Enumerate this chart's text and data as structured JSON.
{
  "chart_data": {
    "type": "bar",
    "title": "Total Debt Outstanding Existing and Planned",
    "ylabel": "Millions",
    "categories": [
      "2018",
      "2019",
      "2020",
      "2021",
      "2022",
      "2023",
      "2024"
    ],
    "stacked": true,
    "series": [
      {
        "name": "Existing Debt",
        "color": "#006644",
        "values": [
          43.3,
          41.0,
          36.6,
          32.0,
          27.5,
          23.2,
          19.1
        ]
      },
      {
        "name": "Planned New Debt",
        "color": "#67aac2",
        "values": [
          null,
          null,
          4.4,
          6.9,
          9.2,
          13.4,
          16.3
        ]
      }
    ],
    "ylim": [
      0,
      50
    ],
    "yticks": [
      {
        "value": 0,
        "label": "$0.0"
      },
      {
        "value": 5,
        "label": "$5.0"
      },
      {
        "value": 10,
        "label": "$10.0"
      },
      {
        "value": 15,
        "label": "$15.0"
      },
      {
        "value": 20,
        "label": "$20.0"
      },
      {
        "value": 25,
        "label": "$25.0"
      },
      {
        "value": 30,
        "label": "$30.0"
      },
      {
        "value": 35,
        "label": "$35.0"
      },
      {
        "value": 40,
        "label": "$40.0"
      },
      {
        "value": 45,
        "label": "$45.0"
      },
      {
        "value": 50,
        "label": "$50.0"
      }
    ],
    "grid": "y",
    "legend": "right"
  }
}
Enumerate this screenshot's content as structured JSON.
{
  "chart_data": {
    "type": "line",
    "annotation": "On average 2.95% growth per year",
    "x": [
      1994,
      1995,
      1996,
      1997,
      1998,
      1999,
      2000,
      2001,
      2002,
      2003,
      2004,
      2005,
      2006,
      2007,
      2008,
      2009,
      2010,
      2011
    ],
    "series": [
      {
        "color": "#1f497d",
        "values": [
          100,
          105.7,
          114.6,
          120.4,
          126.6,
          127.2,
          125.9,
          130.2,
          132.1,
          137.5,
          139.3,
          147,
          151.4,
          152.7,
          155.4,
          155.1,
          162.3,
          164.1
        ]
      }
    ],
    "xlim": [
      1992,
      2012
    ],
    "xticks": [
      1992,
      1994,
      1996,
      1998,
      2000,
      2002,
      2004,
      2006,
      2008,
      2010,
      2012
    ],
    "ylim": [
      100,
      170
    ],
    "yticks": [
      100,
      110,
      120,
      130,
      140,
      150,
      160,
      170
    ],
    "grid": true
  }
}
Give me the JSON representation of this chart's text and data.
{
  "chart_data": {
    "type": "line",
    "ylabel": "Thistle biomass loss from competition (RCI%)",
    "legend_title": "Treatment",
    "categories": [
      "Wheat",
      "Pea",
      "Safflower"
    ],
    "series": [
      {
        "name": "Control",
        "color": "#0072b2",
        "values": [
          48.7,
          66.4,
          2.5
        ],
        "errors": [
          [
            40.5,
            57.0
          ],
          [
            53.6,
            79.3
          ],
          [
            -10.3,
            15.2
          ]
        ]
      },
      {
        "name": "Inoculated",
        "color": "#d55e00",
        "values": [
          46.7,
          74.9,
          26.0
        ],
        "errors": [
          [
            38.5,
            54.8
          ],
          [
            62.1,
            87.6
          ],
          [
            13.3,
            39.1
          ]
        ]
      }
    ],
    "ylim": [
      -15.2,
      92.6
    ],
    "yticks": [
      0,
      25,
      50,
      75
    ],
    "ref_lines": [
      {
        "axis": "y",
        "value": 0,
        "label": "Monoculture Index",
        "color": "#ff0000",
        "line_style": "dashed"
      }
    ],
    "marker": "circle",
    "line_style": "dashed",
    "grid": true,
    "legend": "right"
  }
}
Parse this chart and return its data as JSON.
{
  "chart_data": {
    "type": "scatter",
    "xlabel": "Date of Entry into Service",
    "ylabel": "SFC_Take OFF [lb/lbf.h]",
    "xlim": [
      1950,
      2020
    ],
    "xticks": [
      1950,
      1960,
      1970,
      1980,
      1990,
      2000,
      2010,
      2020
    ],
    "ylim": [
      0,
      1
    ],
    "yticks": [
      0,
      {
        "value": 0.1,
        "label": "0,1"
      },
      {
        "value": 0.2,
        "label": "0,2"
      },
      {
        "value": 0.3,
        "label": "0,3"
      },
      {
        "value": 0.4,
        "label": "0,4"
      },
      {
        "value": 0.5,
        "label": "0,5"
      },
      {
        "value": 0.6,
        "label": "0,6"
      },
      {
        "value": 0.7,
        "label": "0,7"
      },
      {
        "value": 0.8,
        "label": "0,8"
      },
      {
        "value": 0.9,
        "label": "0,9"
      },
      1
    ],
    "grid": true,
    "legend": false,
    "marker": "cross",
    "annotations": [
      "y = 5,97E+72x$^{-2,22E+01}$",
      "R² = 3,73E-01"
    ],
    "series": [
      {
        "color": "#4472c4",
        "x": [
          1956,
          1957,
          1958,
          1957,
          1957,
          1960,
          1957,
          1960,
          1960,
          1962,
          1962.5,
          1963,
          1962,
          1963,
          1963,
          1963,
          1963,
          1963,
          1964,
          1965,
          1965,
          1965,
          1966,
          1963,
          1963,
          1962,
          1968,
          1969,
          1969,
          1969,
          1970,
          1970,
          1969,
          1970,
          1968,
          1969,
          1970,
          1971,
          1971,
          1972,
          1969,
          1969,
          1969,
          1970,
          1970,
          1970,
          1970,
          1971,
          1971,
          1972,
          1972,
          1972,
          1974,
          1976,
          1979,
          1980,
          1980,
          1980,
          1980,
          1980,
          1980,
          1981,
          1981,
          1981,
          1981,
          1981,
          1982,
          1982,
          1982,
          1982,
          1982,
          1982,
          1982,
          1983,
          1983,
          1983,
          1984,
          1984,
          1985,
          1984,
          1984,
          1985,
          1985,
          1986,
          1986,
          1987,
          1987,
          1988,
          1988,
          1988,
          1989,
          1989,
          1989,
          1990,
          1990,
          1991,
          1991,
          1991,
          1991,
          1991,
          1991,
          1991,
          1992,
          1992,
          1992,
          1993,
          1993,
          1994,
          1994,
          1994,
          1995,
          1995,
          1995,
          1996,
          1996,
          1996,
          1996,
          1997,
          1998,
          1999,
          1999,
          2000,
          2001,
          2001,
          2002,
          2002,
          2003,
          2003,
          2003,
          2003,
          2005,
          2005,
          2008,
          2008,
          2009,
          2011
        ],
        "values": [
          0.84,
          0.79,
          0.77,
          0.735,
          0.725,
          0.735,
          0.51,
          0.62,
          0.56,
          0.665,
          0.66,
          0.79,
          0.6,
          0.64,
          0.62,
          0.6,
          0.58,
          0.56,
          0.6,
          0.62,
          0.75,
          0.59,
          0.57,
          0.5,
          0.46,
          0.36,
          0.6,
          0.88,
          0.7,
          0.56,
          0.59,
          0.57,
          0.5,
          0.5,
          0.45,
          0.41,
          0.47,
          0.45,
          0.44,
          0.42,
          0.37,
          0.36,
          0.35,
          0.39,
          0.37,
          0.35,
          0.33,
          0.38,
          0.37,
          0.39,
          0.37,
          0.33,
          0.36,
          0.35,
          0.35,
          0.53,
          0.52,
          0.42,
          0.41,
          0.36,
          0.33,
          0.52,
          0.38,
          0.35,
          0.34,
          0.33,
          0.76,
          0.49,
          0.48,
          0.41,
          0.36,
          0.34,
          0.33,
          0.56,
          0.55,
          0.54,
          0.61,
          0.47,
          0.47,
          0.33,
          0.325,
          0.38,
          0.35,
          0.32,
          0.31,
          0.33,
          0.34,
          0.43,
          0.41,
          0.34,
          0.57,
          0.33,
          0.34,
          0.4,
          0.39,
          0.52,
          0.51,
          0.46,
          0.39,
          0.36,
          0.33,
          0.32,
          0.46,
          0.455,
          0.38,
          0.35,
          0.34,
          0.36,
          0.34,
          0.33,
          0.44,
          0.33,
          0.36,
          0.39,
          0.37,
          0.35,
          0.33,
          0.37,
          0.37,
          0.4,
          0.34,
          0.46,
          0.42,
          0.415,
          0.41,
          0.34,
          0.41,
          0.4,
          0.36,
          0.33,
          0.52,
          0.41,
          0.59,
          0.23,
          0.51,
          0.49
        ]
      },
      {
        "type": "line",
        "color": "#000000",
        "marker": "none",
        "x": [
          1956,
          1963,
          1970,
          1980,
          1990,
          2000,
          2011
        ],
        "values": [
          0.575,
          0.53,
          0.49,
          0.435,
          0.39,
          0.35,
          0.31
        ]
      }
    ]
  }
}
━━━━━━━━
#### Aim:
Tell how many lines of the material above hold "dashed", answering with a bare number.

#### Task result:
2